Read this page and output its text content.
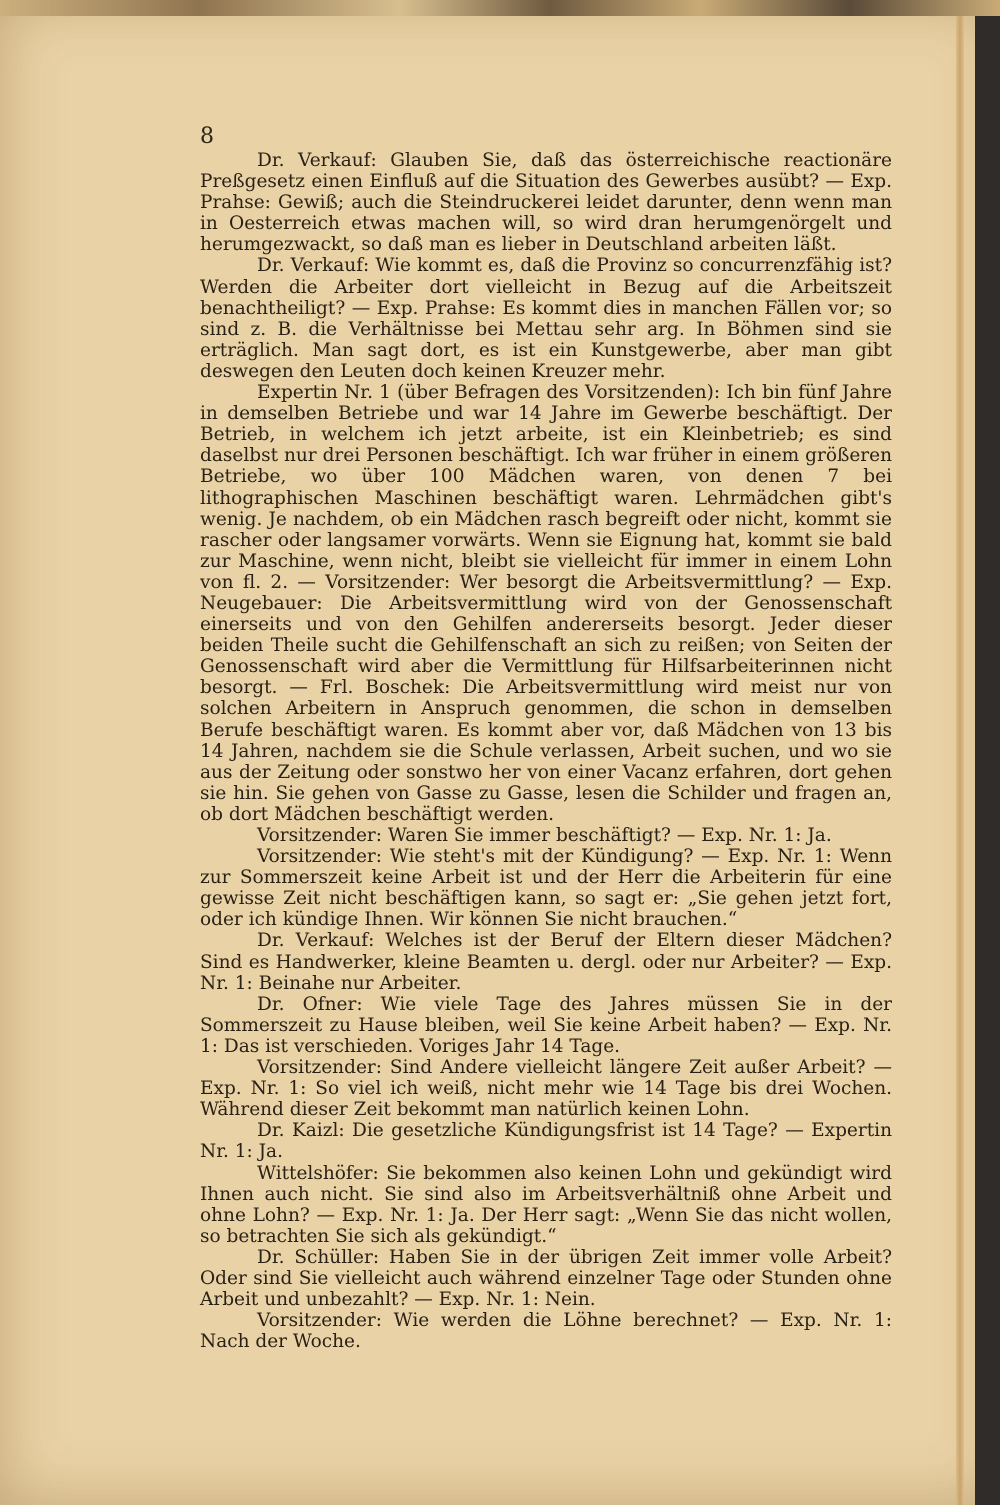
8

Dr. Verkauf: Glauben Sie, daß das österreichische reactionäre Preßgesetz einen Einfluß auf die Situation des Gewerbes ausübt? — Exp. Prahse: Gewiß; auch die Steindruckerei leidet darunter, denn wenn man in Oesterreich etwas machen will, so wird dran herumgenörgelt und herumgezwackt, so daß man es lieber in Deutschland arbeiten läßt.

Dr. Verkauf: Wie kommt es, daß die Provinz so concurrenzfähig ist? Werden die Arbeiter dort vielleicht in Bezug auf die Arbeitszeit benachtheiligt? — Exp. Prahse: Es kommt dies in manchen Fällen vor; so sind z. B. die Verhältnisse bei Mettau sehr arg. In Böhmen sind sie erträglich. Man sagt dort, es ist ein Kunstgewerbe, aber man gibt deswegen den Leuten doch keinen Kreuzer mehr.

Expertin Nr. 1 (über Befragen des Vorsitzenden): Ich bin fünf Jahre in demselben Betriebe und war 14 Jahre im Gewerbe beschäftigt. Der Betrieb, in welchem ich jetzt arbeite, ist ein Kleinbetrieb; es sind daselbst nur drei Personen beschäftigt. Ich war früher in einem größeren Betriebe, wo über 100 Mädchen waren, von denen 7 bei lithographischen Maschinen beschäftigt waren. Lehrmädchen gibt's wenig. Je nachdem, ob ein Mädchen rasch begreift oder nicht, kommt sie rascher oder langsamer vorwärts. Wenn sie Eignung hat, kommt sie bald zur Maschine, wenn nicht, bleibt sie vielleicht für immer in einem Lohn von fl. 2. — Vorsitzender: Wer besorgt die Arbeitsvermittlung? — Exp. Neugebauer: Die Arbeitsvermittlung wird von der Genossenschaft einerseits und von den Gehilfen andererseits besorgt. Jeder dieser beiden Theile sucht die Gehilfenschaft an sich zu reißen; von Seiten der Genossenschaft wird aber die Vermittlung für Hilfsarbeiterinnen nicht besorgt. — Frl. Boschek: Die Arbeitsvermittlung wird meist nur von solchen Arbeitern in Anspruch genommen, die schon in demselben Berufe beschäftigt waren. Es kommt aber vor, daß Mädchen von 13 bis 14 Jahren, nachdem sie die Schule verlassen, Arbeit suchen, und wo sie aus der Zeitung oder sonstwo her von einer Vacanz erfahren, dort gehen sie hin. Sie gehen von Gasse zu Gasse, lesen die Schilder und fragen an, ob dort Mädchen beschäftigt werden.

Vorsitzender: Waren Sie immer beschäftigt? — Exp. Nr. 1: Ja.

Vorsitzender: Wie steht's mit der Kündigung? — Exp. Nr. 1: Wenn zur Sommerszeit keine Arbeit ist und der Herr die Arbeiterin für eine gewisse Zeit nicht beschäftigen kann, so sagt er: „Sie gehen jetzt fort, oder ich kündige Ihnen. Wir können Sie nicht brauchen.“

Dr. Verkauf: Welches ist der Beruf der Eltern dieser Mädchen? Sind es Handwerker, kleine Beamten u. dergl. oder nur Arbeiter? — Exp. Nr. 1: Beinahe nur Arbeiter.

Dr. Ofner: Wie viele Tage des Jahres müssen Sie in der Sommerszeit zu Hause bleiben, weil Sie keine Arbeit haben? — Exp. Nr. 1: Das ist verschieden. Voriges Jahr 14 Tage.

Vorsitzender: Sind Andere vielleicht längere Zeit außer Arbeit? — Exp. Nr. 1: So viel ich weiß, nicht mehr wie 14 Tage bis drei Wochen. Während dieser Zeit bekommt man natürlich keinen Lohn.

Dr. Kaizl: Die gesetzliche Kündigungsfrist ist 14 Tage? — Expertin Nr. 1: Ja.

Wittelshöfer: Sie bekommen also keinen Lohn und gekündigt wird Ihnen auch nicht. Sie sind also im Arbeitsverhältniß ohne Arbeit und ohne Lohn? — Exp. Nr. 1: Ja. Der Herr sagt: „Wenn Sie das nicht wollen, so betrachten Sie sich als gekündigt.“

Dr. Schüller: Haben Sie in der übrigen Zeit immer volle Arbeit? Oder sind Sie vielleicht auch während einzelner Tage oder Stunden ohne Arbeit und unbezahlt? — Exp. Nr. 1: Nein.

Vorsitzender: Wie werden die Löhne berechnet? — Exp. Nr. 1: Nach der Woche.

Task to carry out:
Show every line in the listing above that carries the word "sagt".

Task solution:
Dr. Verkauf: Wie kommt es, daß die Provinz so concurrenzfähig ist? Werden die Arbeiter dort vielleicht in Bezug auf die Arbeitszeit benachtheiligt? — Exp. Prahse: Es kommt dies in manchen Fällen vor; so sind z. B. die Verhältnisse bei Mettau sehr arg. In Böhmen sind sie erträglich. Man sagt dort, es ist ein Kunstgewerbe, aber man gibt deswegen den Leuten doch keinen Kreuzer mehr.
Vorsitzender: Wie steht's mit der Kündigung? — Exp. Nr. 1: Wenn zur Sommerszeit keine Arbeit ist und der Herr die Arbeiterin für eine gewisse Zeit nicht beschäftigen kann, so sagt er: „Sie gehen jetzt fort, oder ich kündige Ihnen. Wir können Sie nicht brauchen.“
Wittelshöfer: Sie bekommen also keinen Lohn und gekündigt wird Ihnen auch nicht. Sie sind also im Arbeitsverhältniß ohne Arbeit und ohne Lohn? — Exp. Nr. 1: Ja. Der Herr sagt: „Wenn Sie das nicht wollen, so betrachten Sie sich als gekündigt.“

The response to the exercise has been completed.